### 取り組む課題
1. 自傷行為についての文章の「自閉症スペクトラムの特性の一」から「いということから起こります。」までのすべてを、「自傷行為」を「自己損傷行為」に置き換えて書き直しなさい。
2. 自傷行為についての文章を、示されている最後の文の後から書き継ぎなさい。

### 分析用本文
自閉症スペクトラムの特性の一つに「自傷行為」という頭を壁や床にぶつけたり、自分の腕を噛んだり、自分の体を自ら傷つけることがあります。

 

自閉症スペクトラムの子供を育てる私が、自傷行為をする原因や対処法について、体験談と一緒に紹介します。

 

自傷行為とは

自閉症スペクトラムの自傷行為とは、緊張や不安などの心理的苦痛が耐えきれないということから起こります。

 

心理的苦痛の感じ方を鈍くするために、自分で自分のことを傷つけてしまうことです。

 

自閉症スペクトラムの自傷行為には・・・

 

  • 頭を壁や床にぶつける
  • 頭や体を叩く
  • 髪の毛をむしる
  • 腕を噛む などがあります。

 

私の子供も、幼稚園時代に自傷行為がありました。

 

幼稚園に馴染めなかったり、言葉は単語が数個しか出ていない状態だったり、自閉症スペクトラムの子供にとってはストレスがすごく多い状態でした。

 

「頭をフローリングの床に打ち付ける」や「頭を拳で叩く」などの自傷行為がありました。

 

コミュニケーション能力も低かったため、大人の指示も入らず、当時は理由も原因も分からず、困り果てていました。

### データセット項目
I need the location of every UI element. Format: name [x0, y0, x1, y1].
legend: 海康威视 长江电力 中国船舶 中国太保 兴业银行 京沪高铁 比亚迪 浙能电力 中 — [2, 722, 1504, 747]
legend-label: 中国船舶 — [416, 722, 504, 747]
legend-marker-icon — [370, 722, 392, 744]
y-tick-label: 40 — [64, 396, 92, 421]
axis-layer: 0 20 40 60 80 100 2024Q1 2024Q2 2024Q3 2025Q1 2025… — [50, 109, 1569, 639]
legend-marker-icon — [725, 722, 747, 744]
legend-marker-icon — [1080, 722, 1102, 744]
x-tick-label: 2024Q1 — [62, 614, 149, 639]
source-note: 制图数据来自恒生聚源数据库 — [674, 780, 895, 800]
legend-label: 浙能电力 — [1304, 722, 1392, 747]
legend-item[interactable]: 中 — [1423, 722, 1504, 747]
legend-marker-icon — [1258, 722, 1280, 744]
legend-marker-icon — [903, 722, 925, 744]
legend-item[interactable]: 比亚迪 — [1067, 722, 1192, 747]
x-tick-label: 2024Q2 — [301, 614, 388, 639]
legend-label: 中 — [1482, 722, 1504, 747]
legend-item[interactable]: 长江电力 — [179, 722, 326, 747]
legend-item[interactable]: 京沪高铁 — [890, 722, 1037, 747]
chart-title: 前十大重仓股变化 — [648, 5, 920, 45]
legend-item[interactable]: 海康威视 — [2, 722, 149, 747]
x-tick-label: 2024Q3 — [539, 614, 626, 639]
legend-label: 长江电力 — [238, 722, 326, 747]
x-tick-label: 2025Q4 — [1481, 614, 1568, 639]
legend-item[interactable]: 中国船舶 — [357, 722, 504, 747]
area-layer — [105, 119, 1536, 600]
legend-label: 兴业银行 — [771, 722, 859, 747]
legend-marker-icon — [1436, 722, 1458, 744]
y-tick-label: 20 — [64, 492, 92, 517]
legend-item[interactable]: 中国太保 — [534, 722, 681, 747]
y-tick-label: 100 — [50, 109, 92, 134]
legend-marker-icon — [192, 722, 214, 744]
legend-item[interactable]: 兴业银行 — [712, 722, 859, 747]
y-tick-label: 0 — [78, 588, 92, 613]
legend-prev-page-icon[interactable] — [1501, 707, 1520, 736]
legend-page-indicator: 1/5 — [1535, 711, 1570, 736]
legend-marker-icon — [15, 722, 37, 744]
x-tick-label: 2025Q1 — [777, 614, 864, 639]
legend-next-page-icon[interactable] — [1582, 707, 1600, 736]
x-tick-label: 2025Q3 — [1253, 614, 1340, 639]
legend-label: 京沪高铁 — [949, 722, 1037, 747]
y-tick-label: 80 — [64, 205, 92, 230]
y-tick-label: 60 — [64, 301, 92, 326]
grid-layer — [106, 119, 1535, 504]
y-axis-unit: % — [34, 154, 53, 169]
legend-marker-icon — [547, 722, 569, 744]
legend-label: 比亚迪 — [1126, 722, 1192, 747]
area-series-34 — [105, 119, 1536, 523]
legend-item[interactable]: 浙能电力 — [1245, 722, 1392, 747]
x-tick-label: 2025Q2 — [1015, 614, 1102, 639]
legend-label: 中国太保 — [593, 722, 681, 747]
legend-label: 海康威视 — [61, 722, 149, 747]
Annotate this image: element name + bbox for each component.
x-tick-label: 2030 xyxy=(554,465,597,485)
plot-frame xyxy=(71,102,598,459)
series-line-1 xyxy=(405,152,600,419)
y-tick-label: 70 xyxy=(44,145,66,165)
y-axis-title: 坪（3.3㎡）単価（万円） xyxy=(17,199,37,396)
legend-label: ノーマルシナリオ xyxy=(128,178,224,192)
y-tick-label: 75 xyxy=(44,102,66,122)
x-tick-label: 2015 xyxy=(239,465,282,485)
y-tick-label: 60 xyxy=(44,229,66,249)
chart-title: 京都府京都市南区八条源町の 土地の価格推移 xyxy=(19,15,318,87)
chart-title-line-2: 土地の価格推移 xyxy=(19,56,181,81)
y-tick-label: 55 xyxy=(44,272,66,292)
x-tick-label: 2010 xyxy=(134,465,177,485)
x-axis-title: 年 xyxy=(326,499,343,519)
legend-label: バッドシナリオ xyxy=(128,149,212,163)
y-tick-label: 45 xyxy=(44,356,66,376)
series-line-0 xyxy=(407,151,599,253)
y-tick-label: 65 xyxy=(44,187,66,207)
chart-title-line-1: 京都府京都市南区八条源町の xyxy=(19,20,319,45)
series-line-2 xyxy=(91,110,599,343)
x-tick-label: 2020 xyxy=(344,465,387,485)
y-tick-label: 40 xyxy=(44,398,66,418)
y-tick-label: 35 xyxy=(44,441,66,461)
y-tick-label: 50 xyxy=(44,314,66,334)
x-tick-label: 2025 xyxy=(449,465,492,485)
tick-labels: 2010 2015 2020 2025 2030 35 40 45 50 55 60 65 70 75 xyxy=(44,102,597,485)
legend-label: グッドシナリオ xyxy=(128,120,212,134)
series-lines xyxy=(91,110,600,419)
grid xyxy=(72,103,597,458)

### 解答
1.
自閉症スペクトラムの特性の一つに「自己損傷行為」という頭を壁や床にぶつけたり、自分の腕を噛んだり、自分の体を自ら傷つけることがあります。

 

自閉症スペクトラムの子供を育てる私が、自己損傷行為をする原因や対処法について、体験談と一緒に紹介します。

 

自己損傷行為とは

自閉症スペクトラムの自己損傷行為とは、緊張や不安などの心理的苦痛が耐えきれないということから起こります。

2.
自傷行為をしてしまう理由

 

ストレス

不安や緊張からストレスを感じることが原因となります。

 

こだわりが強い子供の場合には、こだわりを無理矢理辞めさせようとすることも、自傷行為のきっかけになります。

 

感覚過敏

一般的には特に気にならないことでも、感覚過敏の場合にはオーバーかと周囲から思われるくらい、不快に感じることがあります。

 

特定の音やにおい、触感など、人によりの苦手なものが違います。

 

触られるだけで痛いと感じる子供もいるため、嫌がることを無理矢理慣れさせようとするのは良くありません。

 

自分の気持ちを伝えるのが苦手

言葉の遅れやコミュニケーション能力が低いために、上手く相手と会話が通じないことがあります。

 

相手が内容を理解してくれない、思う通りに説明出来ないなどのストレスなどから自傷行為を行います。

 

私の子供は、こだわりが強く、自分の中で様々なルールを作っていたり、気持ちの切り替えがスムーズに出来ずに癇癪を起こしてしまったり、とにかく、きっかけも分からない状態でした。

 

自傷行為への対処法

 

過剰な反応はしない

自傷行為をすると大人から関心を持って構ってもらえると勘違いさせないために、過剰な反応はしないようにします。

 

落ち着いてから、静かなトーンで話しかけます。

 

安心・安全な環境にする

周りにいる子供を遠ざけたり、自傷行為をしている子供を別な場所へ移動させたりなど、2次被害を防ぐようにします。

 

ケガをしないように、大人の手やクッションで頭を守ります。

床はジョイントマットを敷くなど対応する。

 

原因をなくす

イヤーマフ、帽子などで苦手な音を遮ったり、大きな音が苦手な場合には小さくして欲しいと自分から言えるようにしたり、自分で対応出来るようにするのも一つの方法です。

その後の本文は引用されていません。